[SHORT TASK]
Leave out the pictures and repeat everything else in the records exactly.

[SUPPLIED RECORDS]
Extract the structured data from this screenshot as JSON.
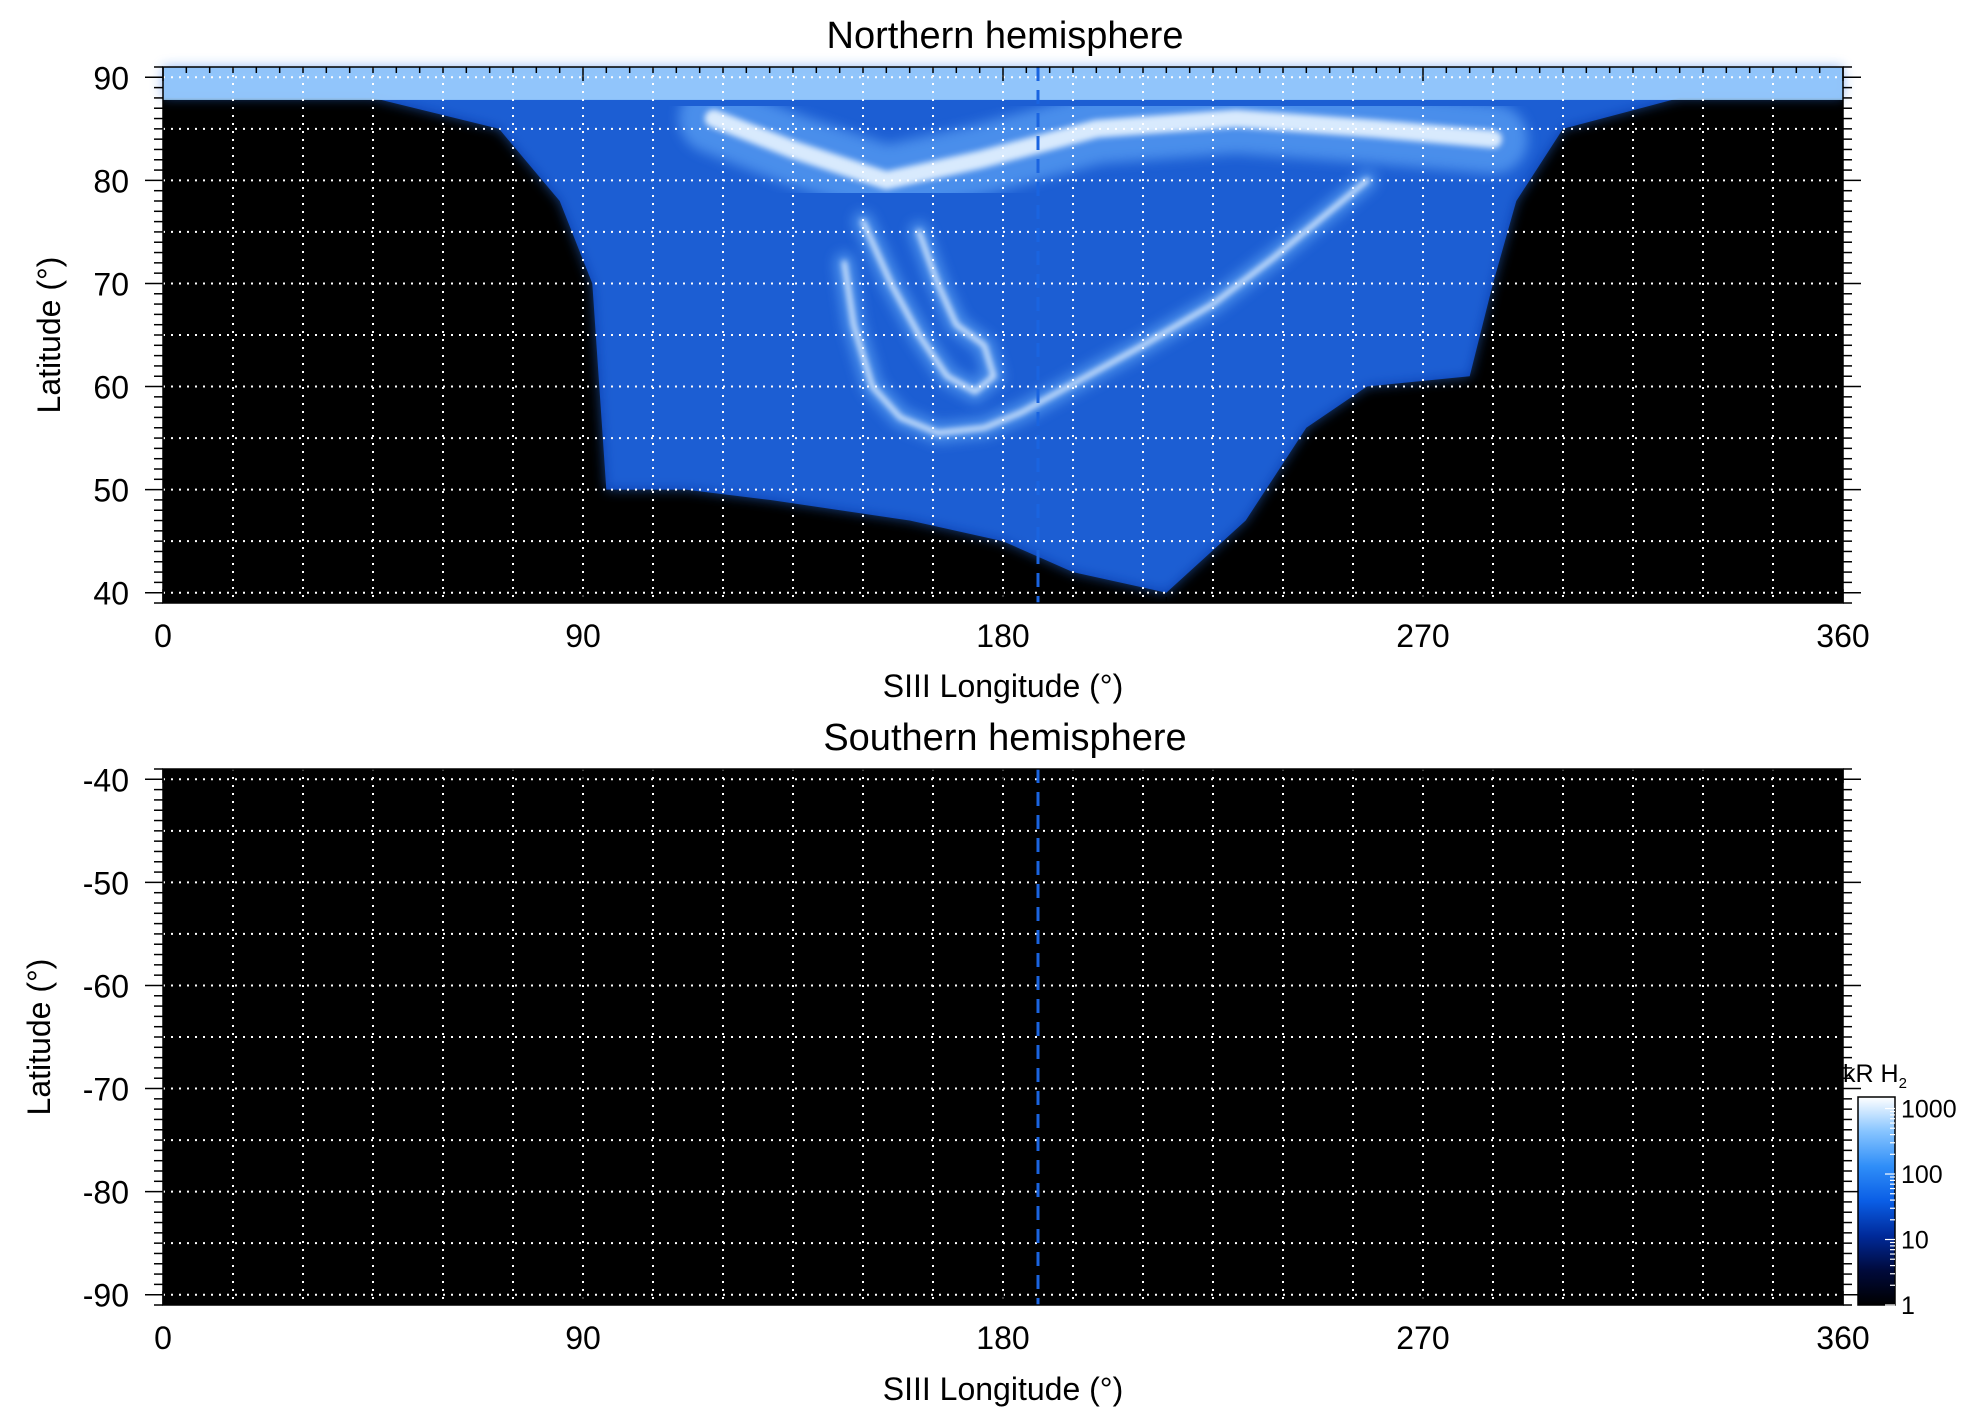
{
  "chart_data": [
    {
      "type": "heatmap",
      "title": "Northern hemisphere",
      "xlabel": "SIII Longitude (°)",
      "ylabel": "Latitude (°)",
      "xlim": [
        0,
        360
      ],
      "ylim": [
        39,
        91
      ],
      "xticks": [
        0,
        90,
        180,
        270,
        360
      ],
      "yticks": [
        40,
        50,
        60,
        70,
        80,
        90
      ],
      "xgrid_step": 15,
      "ygrid_step": 5,
      "grid": true,
      "grid_style": "white dotted",
      "background": "#000000",
      "reference_line_longitude": 187.5,
      "reference_line_color": "#1a64e0",
      "coverage_lower_latitude_by_longitude": [
        [
          0,
          88
        ],
        [
          45,
          88
        ],
        [
          72,
          85
        ],
        [
          85,
          78
        ],
        [
          92,
          70
        ],
        [
          95,
          50
        ],
        [
          112,
          50
        ],
        [
          130,
          49
        ],
        [
          160,
          47
        ],
        [
          180,
          45
        ],
        [
          195,
          42
        ],
        [
          215,
          40
        ],
        [
          232,
          47
        ],
        [
          245,
          56
        ],
        [
          258,
          60
        ],
        [
          280,
          61
        ],
        [
          285,
          70
        ],
        [
          290,
          78
        ],
        [
          300,
          85
        ],
        [
          325,
          88
        ],
        [
          360,
          88
        ]
      ],
      "features": [
        {
          "name": "main auroral oval",
          "points": [
            [
              146,
              72
            ],
            [
              148,
              66
            ],
            [
              152,
              60
            ],
            [
              158,
              57
            ],
            [
              166,
              55.5
            ],
            [
              176,
              56
            ],
            [
              184,
              57.5
            ],
            [
              194,
              60
            ],
            [
              210,
              64
            ],
            [
              225,
              68
            ],
            [
              238,
              72.5
            ],
            [
              250,
              77
            ],
            [
              258,
              80
            ]
          ]
        },
        {
          "name": "inner arc",
          "points": [
            [
              150,
              76
            ],
            [
              156,
              70
            ],
            [
              162,
              65
            ],
            [
              168,
              61
            ],
            [
              174,
              59.5
            ],
            [
              178,
              61
            ],
            [
              176,
              64
            ],
            [
              170,
              66
            ],
            [
              166,
              70
            ],
            [
              162,
              75
            ]
          ]
        },
        {
          "name": "polar emission",
          "points": [
            [
              118,
              86
            ],
            [
              135,
              83
            ],
            [
              155,
              80
            ],
            [
              175,
              82
            ],
            [
              200,
              85
            ],
            [
              230,
              86
            ],
            [
              260,
              85
            ],
            [
              285,
              84
            ]
          ]
        }
      ]
    },
    {
      "type": "heatmap",
      "title": "Southern hemisphere",
      "xlabel": "SIII Longitude (°)",
      "ylabel": "Latitude (°)",
      "xlim": [
        0,
        360
      ],
      "ylim": [
        -91,
        -39
      ],
      "xticks": [
        0,
        90,
        180,
        270,
        360
      ],
      "yticks": [
        -40,
        -50,
        -60,
        -70,
        -80,
        -90
      ],
      "xgrid_step": 15,
      "ygrid_step": 5,
      "grid": true,
      "grid_style": "white dotted",
      "background": "#000000",
      "reference_line_longitude": 187.5,
      "reference_line_color": "#1a64e0",
      "features": []
    }
  ],
  "colorbar": {
    "label": "kR H",
    "label_subscript": "2",
    "scale": "log",
    "range": [
      1,
      1500
    ],
    "ticks": [
      1,
      10,
      100,
      1000
    ],
    "colors": [
      "#000000",
      "#000a3c",
      "#002a9a",
      "#0a5ee6",
      "#2f8ef8",
      "#86c4ff",
      "#ffffff"
    ]
  }
}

[SOLUTION]
Extract the structured data from this screenshot as JSON.
{
  "chart_data": [
    {
      "type": "heatmap",
      "title": "Northern hemisphere",
      "xlabel": "SIII Longitude (°)",
      "ylabel": "Latitude (°)",
      "xlim": [
        0,
        360
      ],
      "ylim": [
        39,
        91
      ],
      "xticks": [
        0,
        90,
        180,
        270,
        360
      ],
      "yticks": [
        40,
        50,
        60,
        70,
        80,
        90
      ],
      "xgrid_step": 15,
      "ygrid_step": 5,
      "grid": true,
      "grid_style": "white dotted",
      "background": "#000000",
      "reference_line_longitude": 187.5,
      "reference_line_color": "#1a64e0",
      "coverage_lower_latitude_by_longitude": [
        [
          0,
          88
        ],
        [
          45,
          88
        ],
        [
          72,
          85
        ],
        [
          85,
          78
        ],
        [
          92,
          70
        ],
        [
          95,
          50
        ],
        [
          112,
          50
        ],
        [
          130,
          49
        ],
        [
          160,
          47
        ],
        [
          180,
          45
        ],
        [
          195,
          42
        ],
        [
          215,
          40
        ],
        [
          232,
          47
        ],
        [
          245,
          56
        ],
        [
          258,
          60
        ],
        [
          280,
          61
        ],
        [
          285,
          70
        ],
        [
          290,
          78
        ],
        [
          300,
          85
        ],
        [
          325,
          88
        ],
        [
          360,
          88
        ]
      ],
      "features": [
        {
          "name": "main auroral oval",
          "points": [
            [
              146,
              72
            ],
            [
              148,
              66
            ],
            [
              152,
              60
            ],
            [
              158,
              57
            ],
            [
              166,
              55.5
            ],
            [
              176,
              56
            ],
            [
              184,
              57.5
            ],
            [
              194,
              60
            ],
            [
              210,
              64
            ],
            [
              225,
              68
            ],
            [
              238,
              72.5
            ],
            [
              250,
              77
            ],
            [
              258,
              80
            ]
          ]
        },
        {
          "name": "inner arc",
          "points": [
            [
              150,
              76
            ],
            [
              156,
              70
            ],
            [
              162,
              65
            ],
            [
              168,
              61
            ],
            [
              174,
              59.5
            ],
            [
              178,
              61
            ],
            [
              176,
              64
            ],
            [
              170,
              66
            ],
            [
              166,
              70
            ],
            [
              162,
              75
            ]
          ]
        },
        {
          "name": "polar emission",
          "points": [
            [
              118,
              86
            ],
            [
              135,
              83
            ],
            [
              155,
              80
            ],
            [
              175,
              82
            ],
            [
              200,
              85
            ],
            [
              230,
              86
            ],
            [
              260,
              85
            ],
            [
              285,
              84
            ]
          ]
        }
      ]
    },
    {
      "type": "heatmap",
      "title": "Southern hemisphere",
      "xlabel": "SIII Longitude (°)",
      "ylabel": "Latitude (°)",
      "xlim": [
        0,
        360
      ],
      "ylim": [
        -91,
        -39
      ],
      "xticks": [
        0,
        90,
        180,
        270,
        360
      ],
      "yticks": [
        -40,
        -50,
        -60,
        -70,
        -80,
        -90
      ],
      "xgrid_step": 15,
      "ygrid_step": 5,
      "grid": true,
      "grid_style": "white dotted",
      "background": "#000000",
      "reference_line_longitude": 187.5,
      "reference_line_color": "#1a64e0",
      "features": []
    }
  ],
  "colorbar": {
    "label": "kR H",
    "label_subscript": "2",
    "scale": "log",
    "range": [
      1,
      1500
    ],
    "ticks": [
      1,
      10,
      100,
      1000
    ],
    "colors": [
      "#000000",
      "#000a3c",
      "#002a9a",
      "#0a5ee6",
      "#2f8ef8",
      "#86c4ff",
      "#ffffff"
    ]
  }
}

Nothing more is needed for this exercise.